Everything was fulfilled by Christ, and everything prophesied will happen before He comes again. There is no more scrupulous a follower of the prophetic promises than the Lord. He inspired the prophecies, and intends that they all come to pass. In Him have all things been fulfilled, and in Him will all things yet remaining be fulfilled.

3 Nephi 12: 43-45

3 Nephi 12: 43-45:

“And behold it is written also, that thou shalt love thy neighbor and hate thine enemy;  But behold I say unto you, love your enemies, bless them that curse you, do good to them that hate you, and pray for them who despitefully use you and persecute you; That ye may be the children of your Father who is in heaven; for he maketh his sun to rise on the evil and on the good.”
Loving the ones you care for, associate with, and live nearby is sometimes easy. Hating those who show you disrespect or cause you injury is normal.  Nevertheless, Christ teaches to love enemies, bless those who are trying to do you harm, and pray for your persecutors.
This is the only way to become like Him. He is an intercessor. As I’ve explained in The Second Comforter, becoming an intercessor for others is part of development, through grace, to become as He is.  It is through this that charity becomes a part of your character. (Moro. 7: 46.) And charity is a necessary attribute in character. (2 Nephi 26: 30; Moro. 7:47.)
This treatment of enemies is how you prove your inner self. Only by suffering, do we learn if we are converted. If you receive only praise and adulation,    authority and wealth, prestige and acceptance as a result of following Christ, then you’ve never been proven. It is through the sacrifice of your good name, reputation, position, wealth and social standing that you learn if you truly trust in Christ.
When you actually do sacrifice all earthly things for Him, you will have knowledge that the course of your life is pleasing to Him. Anything less than this will leave your mind in doubt. (See Lecture 6 discussed previously.)
If you follow this teaching by Christ, you will convert yourself first, then others. No-one can doubt the goodness of a life lived as this teaching commends.  Though such a life may not convert others immediately, it will triumph.
Sometimes people die teaching the truth. They surrendered all they were on the altar, thereby coming to know God. This teaching would allow anyone to do the same. You would have to not only accept the idea, you would need to implement it.
§
BRIEF A =>
Reproduce verbatim the part of the 3 Nephi commentary that opens with the words containing "Loving the ones" and closes with "30; Moro. 7:47.)".
BRIEF B =>
In the 3 Nephi commentary, what sacrifice is said to show whether you truly trust in Christ?

GIVEN DATA =>
§
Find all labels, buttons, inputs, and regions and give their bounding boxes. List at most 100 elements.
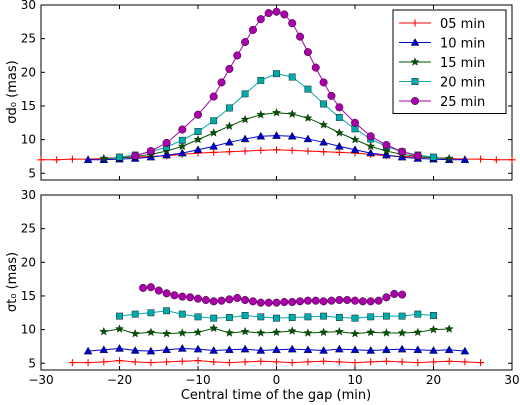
§
EXPECTED OUTPUT A =>
Loving the ones you care for, associate with, and live nearby is sometimes easy. Hating those who show you disrespect or cause you injury is normal.  Nevertheless, Christ teaches to love enemies, bless those who are trying to do you harm, and pray for your persecutors.
This is the only way to become like Him. He is an intercessor. As I’ve explained in The Second Comforter, becoming an intercessor for others is part of development, through grace, to become as He is.  It is through this that charity becomes a part of your character. (Moro. 7: 46.) And charity is a necessary attribute in character. (2 Nephi 26: 30; Moro. 7:47.)

EXPECTED OUTPUT B =>
The sacrifice of your good name, reputation, position, wealth and social standing.